## begin

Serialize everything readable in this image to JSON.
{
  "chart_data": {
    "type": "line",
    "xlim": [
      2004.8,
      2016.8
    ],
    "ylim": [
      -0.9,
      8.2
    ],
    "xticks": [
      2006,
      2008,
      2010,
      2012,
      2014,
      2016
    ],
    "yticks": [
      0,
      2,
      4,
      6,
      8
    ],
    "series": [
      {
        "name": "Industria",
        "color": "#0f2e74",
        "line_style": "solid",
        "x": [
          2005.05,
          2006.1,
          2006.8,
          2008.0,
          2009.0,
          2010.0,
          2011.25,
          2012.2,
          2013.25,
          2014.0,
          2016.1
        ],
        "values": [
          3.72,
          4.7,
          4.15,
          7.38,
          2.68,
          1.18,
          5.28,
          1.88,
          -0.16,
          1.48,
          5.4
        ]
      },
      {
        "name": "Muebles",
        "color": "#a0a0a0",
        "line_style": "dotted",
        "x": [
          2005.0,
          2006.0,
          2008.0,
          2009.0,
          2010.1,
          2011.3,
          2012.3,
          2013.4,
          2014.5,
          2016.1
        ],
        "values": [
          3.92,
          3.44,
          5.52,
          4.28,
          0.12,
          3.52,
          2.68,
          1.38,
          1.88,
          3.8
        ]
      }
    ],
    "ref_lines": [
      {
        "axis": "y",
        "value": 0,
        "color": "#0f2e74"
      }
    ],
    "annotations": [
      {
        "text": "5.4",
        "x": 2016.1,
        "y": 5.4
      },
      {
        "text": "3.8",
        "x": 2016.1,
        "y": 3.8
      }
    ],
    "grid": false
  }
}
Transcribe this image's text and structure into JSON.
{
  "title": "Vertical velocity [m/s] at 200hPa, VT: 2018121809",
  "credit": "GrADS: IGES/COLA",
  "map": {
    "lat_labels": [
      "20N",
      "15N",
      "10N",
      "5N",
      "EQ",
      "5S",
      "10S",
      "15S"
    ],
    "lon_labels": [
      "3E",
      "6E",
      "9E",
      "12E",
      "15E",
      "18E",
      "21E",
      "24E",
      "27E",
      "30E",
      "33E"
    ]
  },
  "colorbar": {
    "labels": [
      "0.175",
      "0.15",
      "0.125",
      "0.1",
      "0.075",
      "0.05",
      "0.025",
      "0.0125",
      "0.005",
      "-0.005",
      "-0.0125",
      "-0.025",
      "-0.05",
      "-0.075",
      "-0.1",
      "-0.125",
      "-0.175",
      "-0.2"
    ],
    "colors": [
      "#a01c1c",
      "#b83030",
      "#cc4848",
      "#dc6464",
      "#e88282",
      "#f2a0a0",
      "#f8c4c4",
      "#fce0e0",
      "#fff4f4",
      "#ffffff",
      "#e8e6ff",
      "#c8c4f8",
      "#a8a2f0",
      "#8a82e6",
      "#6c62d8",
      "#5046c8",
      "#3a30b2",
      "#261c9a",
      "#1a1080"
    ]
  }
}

## end

STATED GOAL ::
Find every line in the records that contains the word "text"; copy those lines.

RESULT ::
        "text": "5.4",
        "text": "3.8",
Transcribe this image's text and structure into JSON.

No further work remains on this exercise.